• **Direction**
Exactly as written, quote every line that follows, skipping the images.

• **Records excerpted from a collection**
-- Begin --

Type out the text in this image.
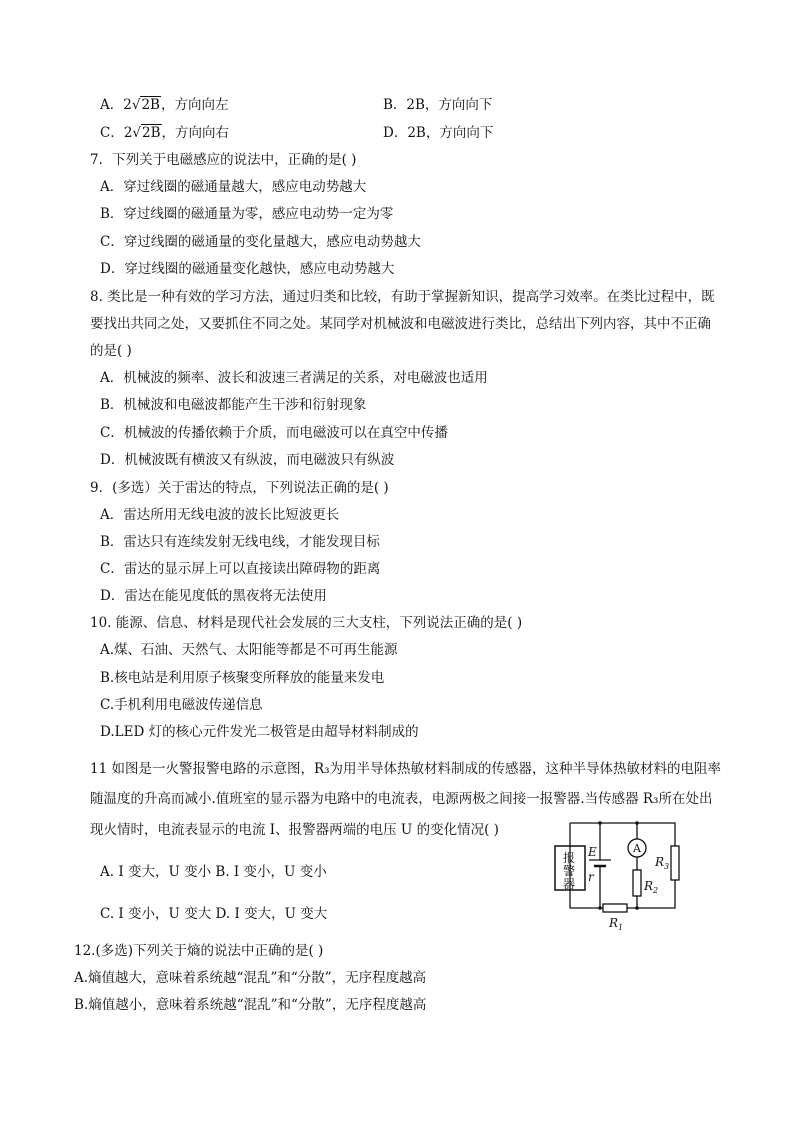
A．2√2B，方向向左	B．2B，方向向下
C．2√2B，方向向右	D．2B，方向向下
7．下列关于电磁感应的说法中，正确的是( )
A．穿过线圈的磁通量越大，感应电动势越大
B．穿过线圈的磁通量为零，感应电动势一定为零
C．穿过线圈的磁通量的变化量越大，感应电动势越大
D．穿过线圈的磁通量变化越快，感应电动势越大
8. 类比是一种有效的学习方法，通过归类和比较，有助于掌握新知识，提高学习效率。在类比过程中，既
要找出共同之处，又要抓住不同之处。某同学对机械波和电磁波进行类比，总结出下列内容，其中不正确
的是( )
A．机械波的频率、波长和波速三者满足的关系，对电磁波也适用
B．机械波和电磁波都能产生干涉和衍射现象
C．机械波的传播依赖于介质，而电磁波可以在真空中传播
D．机械波既有横波又有纵波，而电磁波只有纵波
9．(多选）关于雷达的特点，下列说法正确的是( )
A．雷达所用无线电波的波长比短波更长
B．雷达只有连续发射无线电线，才能发现目标
C．雷达的显示屏上可以直接读出障碍物的距离
D．雷达在能见度低的黑夜将无法使用
10. 能源、信息、材料是现代社会发展的三大支柱，下列说法正确的是( )
A.煤、石油、天然气、太阳能等都是不可再生能源
B.核电站是利用原子核聚变所释放的能量来发电
C.手机利用电磁波传递信息
D.LED 灯的核心元件发光二极管是由超导材料制成的
11 如图是一火警报警电路的示意图，R₃为用半导体热敏材料制成的传感器，这种半导体热敏材料的电阻率
随温度的升高而减小.值班室的显示器为电路中的电流表，电源两极之间接一报警器.当传感器 R₃所在处出
现火情时，电流表显示的电流 I、报警器两端的电压 U 的变化情况( )
A. I 变大，U 变小 B. I 变小，U 变小
C. I 变小，U 变大 D. I 变大，U 变大
报
警
器
E
r
A
$R_2$
$R_3$
$R_1$
12.(多选)下列关于熵的说法中正确的是( )
A.熵值越大，意味着系统越“混乱”和“分散”，无序程度越高
B.熵值越小，意味着系统越“混乱”和“分散”，无序程度越高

-- End --

• **Result for this exercise**
Type out the text in this image.
A．2√2B，方向向左	B．2B，方向向下
C．2√2B，方向向右	D．2B，方向向下
7．下列关于电磁感应的说法中，正确的是( )
A．穿过线圈的磁通量越大，感应电动势越大
B．穿过线圈的磁通量为零，感应电动势一定为零
C．穿过线圈的磁通量的变化量越大，感应电动势越大
D．穿过线圈的磁通量变化越快，感应电动势越大
8. 类比是一种有效的学习方法，通过归类和比较，有助于掌握新知识，提高学习效率。在类比过程中，既
要找出共同之处，又要抓住不同之处。某同学对机械波和电磁波进行类比，总结出下列内容，其中不正确
的是( )
A．机械波的频率、波长和波速三者满足的关系，对电磁波也适用
B．机械波和电磁波都能产生干涉和衍射现象
C．机械波的传播依赖于介质，而电磁波可以在真空中传播
D．机械波既有横波又有纵波，而电磁波只有纵波
9．(多选）关于雷达的特点，下列说法正确的是( )
A．雷达所用无线电波的波长比短波更长
B．雷达只有连续发射无线电线，才能发现目标
C．雷达的显示屏上可以直接读出障碍物的距离
D．雷达在能见度低的黑夜将无法使用
10. 能源、信息、材料是现代社会发展的三大支柱，下列说法正确的是( )
A.煤、石油、天然气、太阳能等都是不可再生能源
B.核电站是利用原子核聚变所释放的能量来发电
C.手机利用电磁波传递信息
D.LED 灯的核心元件发光二极管是由超导材料制成的
11 如图是一火警报警电路的示意图，R₃为用半导体热敏材料制成的传感器，这种半导体热敏材料的电阻率
随温度的升高而减小.值班室的显示器为电路中的电流表，电源两极之间接一报警器.当传感器 R₃所在处出
现火情时，电流表显示的电流 I、报警器两端的电压 U 的变化情况( )
A. I 变大，U 变小 B. I 变小，U 变小
C. I 变小，U 变大 D. I 变大，U 变大
报
警
器
E
r
A
$R_2$
$R_3$
$R_1$
12.(多选)下列关于熵的说法中正确的是( )
A.熵值越大，意味着系统越“混乱”和“分散”，无序程度越高
B.熵值越小，意味着系统越“混乱”和“分散”，无序程度越高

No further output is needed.